**Excerpt from a dataset**
--- Start ---
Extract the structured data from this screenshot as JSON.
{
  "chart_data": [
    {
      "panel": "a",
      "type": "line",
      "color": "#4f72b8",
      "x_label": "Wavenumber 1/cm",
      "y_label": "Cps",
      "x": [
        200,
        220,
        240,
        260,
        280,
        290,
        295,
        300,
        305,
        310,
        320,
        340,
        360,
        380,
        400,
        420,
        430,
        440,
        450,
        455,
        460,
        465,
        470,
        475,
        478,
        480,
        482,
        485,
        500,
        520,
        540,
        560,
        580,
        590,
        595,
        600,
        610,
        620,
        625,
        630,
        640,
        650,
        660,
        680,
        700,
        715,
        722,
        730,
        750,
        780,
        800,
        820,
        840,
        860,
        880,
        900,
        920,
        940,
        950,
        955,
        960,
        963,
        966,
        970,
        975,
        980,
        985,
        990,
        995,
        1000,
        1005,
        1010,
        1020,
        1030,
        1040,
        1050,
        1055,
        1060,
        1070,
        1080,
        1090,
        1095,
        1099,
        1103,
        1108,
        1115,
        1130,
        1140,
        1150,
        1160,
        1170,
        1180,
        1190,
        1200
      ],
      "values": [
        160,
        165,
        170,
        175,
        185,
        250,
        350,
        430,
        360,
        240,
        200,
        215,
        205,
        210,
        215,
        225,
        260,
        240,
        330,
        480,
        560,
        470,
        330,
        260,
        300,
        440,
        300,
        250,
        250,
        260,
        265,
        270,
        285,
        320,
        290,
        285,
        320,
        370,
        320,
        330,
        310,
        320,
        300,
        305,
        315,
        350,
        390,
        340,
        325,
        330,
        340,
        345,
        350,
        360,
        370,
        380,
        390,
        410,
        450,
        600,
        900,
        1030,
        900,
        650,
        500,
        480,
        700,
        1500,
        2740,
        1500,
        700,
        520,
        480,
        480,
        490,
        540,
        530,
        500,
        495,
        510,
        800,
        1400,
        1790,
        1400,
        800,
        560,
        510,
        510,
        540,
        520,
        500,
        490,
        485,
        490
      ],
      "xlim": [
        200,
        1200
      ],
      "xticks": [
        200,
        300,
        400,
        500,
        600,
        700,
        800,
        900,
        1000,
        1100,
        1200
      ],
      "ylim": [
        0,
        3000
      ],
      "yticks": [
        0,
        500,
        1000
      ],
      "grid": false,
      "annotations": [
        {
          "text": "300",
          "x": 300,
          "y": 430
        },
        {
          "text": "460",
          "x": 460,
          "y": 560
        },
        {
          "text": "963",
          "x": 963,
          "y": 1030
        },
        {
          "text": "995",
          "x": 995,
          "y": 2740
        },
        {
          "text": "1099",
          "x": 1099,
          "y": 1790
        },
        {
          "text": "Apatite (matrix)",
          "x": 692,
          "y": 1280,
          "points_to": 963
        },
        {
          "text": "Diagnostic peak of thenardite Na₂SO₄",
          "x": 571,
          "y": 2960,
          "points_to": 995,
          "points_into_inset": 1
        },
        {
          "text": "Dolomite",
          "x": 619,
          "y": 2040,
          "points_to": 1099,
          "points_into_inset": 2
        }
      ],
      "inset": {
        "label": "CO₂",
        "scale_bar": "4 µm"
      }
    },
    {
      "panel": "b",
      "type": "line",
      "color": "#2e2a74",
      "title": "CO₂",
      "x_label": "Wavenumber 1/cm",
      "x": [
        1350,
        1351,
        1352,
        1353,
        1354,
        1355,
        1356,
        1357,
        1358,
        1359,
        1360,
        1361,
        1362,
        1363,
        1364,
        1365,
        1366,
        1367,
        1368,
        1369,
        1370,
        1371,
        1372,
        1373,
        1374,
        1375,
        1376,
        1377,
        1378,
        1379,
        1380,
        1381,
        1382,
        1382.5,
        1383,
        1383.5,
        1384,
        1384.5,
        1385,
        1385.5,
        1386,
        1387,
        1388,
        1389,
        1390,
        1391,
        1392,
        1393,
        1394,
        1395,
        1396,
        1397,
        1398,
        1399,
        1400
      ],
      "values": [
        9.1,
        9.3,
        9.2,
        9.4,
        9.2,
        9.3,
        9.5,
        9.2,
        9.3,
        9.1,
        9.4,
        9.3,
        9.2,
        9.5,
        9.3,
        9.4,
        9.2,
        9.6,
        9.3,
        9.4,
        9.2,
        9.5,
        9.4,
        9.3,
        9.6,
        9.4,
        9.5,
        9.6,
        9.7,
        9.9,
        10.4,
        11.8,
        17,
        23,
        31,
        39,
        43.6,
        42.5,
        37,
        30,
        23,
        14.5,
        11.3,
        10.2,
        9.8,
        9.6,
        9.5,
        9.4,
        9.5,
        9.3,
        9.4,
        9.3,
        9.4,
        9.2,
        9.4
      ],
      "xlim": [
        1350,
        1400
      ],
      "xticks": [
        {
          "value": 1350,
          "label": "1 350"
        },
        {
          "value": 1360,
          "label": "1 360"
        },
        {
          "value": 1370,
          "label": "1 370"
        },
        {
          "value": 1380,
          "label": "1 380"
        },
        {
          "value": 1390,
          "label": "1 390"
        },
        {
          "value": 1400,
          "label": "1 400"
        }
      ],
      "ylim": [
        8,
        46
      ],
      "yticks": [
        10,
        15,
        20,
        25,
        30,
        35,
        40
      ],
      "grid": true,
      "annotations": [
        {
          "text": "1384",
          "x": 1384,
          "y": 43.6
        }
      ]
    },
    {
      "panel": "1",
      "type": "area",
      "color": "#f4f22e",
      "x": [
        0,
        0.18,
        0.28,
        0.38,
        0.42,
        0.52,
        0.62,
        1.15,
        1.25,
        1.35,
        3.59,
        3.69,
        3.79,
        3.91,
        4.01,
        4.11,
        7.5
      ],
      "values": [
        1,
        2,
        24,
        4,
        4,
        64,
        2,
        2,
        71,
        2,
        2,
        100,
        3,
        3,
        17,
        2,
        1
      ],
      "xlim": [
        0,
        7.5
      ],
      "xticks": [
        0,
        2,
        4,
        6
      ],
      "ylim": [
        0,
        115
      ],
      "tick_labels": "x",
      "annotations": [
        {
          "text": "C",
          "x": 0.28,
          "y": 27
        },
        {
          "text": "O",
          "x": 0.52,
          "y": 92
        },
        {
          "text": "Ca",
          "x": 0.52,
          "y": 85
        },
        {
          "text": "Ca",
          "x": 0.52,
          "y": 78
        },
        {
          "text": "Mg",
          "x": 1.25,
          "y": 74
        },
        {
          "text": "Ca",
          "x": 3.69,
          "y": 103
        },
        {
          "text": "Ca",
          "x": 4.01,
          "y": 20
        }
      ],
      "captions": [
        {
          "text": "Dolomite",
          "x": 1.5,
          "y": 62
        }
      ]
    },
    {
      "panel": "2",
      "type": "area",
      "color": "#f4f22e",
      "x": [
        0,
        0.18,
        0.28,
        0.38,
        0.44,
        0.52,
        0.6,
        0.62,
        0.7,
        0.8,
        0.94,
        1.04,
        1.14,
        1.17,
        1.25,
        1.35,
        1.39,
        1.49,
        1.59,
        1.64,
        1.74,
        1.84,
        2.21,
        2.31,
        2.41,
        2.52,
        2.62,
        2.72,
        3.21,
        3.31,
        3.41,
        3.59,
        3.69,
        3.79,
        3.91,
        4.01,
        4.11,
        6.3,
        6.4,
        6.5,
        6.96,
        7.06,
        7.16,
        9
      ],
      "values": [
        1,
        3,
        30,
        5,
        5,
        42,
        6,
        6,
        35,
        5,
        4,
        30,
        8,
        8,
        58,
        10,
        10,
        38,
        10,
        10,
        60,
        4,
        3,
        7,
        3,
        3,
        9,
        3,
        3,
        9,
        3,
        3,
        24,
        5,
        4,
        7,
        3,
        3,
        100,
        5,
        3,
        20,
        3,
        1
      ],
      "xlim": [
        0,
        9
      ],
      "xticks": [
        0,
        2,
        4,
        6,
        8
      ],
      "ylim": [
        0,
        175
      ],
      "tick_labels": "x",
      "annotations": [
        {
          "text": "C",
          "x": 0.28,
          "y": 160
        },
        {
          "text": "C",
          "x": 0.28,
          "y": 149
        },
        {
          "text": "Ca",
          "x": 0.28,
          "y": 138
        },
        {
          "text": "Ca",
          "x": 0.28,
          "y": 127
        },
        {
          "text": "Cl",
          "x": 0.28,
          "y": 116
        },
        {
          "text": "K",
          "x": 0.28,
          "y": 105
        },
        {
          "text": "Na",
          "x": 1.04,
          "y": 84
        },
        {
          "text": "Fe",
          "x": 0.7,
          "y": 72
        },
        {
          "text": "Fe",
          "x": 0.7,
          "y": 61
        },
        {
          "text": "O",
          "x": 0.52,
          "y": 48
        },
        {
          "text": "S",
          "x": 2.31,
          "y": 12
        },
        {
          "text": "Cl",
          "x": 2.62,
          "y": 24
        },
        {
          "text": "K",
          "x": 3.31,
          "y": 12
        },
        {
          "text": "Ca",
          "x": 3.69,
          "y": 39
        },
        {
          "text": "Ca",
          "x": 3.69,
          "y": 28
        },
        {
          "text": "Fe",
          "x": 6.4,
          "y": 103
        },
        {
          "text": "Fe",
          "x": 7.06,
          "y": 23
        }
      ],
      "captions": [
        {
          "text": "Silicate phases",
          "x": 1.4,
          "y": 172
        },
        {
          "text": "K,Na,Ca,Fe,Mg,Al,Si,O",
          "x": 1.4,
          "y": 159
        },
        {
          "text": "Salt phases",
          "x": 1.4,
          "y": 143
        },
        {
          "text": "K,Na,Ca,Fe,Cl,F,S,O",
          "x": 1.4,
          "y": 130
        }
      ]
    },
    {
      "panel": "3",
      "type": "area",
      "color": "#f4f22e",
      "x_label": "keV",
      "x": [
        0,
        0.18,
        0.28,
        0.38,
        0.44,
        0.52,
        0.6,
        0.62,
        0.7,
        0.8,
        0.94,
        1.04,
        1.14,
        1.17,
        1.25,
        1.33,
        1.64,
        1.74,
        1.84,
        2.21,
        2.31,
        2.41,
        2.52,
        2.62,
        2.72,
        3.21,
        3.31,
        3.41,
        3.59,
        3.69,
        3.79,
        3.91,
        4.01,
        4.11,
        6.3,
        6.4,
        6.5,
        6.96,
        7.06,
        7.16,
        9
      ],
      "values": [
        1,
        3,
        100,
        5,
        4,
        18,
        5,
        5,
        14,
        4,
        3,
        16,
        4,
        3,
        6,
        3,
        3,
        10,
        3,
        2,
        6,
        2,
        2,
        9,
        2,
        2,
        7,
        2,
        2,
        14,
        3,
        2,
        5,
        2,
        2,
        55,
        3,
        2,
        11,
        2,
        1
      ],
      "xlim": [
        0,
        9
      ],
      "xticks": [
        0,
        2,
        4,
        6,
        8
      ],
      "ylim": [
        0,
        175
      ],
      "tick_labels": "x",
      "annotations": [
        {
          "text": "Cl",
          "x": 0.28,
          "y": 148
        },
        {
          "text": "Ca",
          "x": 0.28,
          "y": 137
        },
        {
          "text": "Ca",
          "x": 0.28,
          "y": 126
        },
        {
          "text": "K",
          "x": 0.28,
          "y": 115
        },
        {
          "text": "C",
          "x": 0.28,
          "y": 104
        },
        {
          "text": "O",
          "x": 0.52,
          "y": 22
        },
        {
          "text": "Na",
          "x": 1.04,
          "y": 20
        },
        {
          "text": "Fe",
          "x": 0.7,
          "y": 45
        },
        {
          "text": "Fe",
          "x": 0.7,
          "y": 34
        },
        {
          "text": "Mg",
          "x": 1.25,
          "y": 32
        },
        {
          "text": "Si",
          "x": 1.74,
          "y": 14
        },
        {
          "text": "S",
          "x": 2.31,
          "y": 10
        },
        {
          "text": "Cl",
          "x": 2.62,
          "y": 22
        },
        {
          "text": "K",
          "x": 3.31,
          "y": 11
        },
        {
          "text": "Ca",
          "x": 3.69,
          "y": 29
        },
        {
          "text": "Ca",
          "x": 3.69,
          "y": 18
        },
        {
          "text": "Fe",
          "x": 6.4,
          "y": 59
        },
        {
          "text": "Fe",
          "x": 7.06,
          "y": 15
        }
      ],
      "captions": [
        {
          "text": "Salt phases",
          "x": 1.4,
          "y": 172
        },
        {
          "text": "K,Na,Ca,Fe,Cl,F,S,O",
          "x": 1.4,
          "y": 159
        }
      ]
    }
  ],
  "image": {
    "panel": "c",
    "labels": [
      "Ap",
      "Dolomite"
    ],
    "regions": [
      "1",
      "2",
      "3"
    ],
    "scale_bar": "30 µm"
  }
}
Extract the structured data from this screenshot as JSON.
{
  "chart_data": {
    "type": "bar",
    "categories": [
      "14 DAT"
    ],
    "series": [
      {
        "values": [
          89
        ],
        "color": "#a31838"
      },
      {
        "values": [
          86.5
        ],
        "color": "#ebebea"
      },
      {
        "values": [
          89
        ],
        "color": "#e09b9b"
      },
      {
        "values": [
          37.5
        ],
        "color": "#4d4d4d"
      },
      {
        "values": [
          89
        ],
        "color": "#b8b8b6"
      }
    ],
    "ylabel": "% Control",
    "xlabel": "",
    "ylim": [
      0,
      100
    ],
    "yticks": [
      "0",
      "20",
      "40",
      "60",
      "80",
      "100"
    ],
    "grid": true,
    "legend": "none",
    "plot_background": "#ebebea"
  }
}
--- End ---
**Exercise**
Find the lines with the string "color" and reproduce them.

**Output below**
      "color": "#4f72b8",
      "color": "#2e2a74",
      "color": "#f4f22e",
      "color": "#f4f22e",
      "color": "#f4f22e",
        "color": "#a31838"
        "color": "#ebebea"
        "color": "#e09b9b"
        "color": "#4d4d4d"
        "color": "#b8b8b6"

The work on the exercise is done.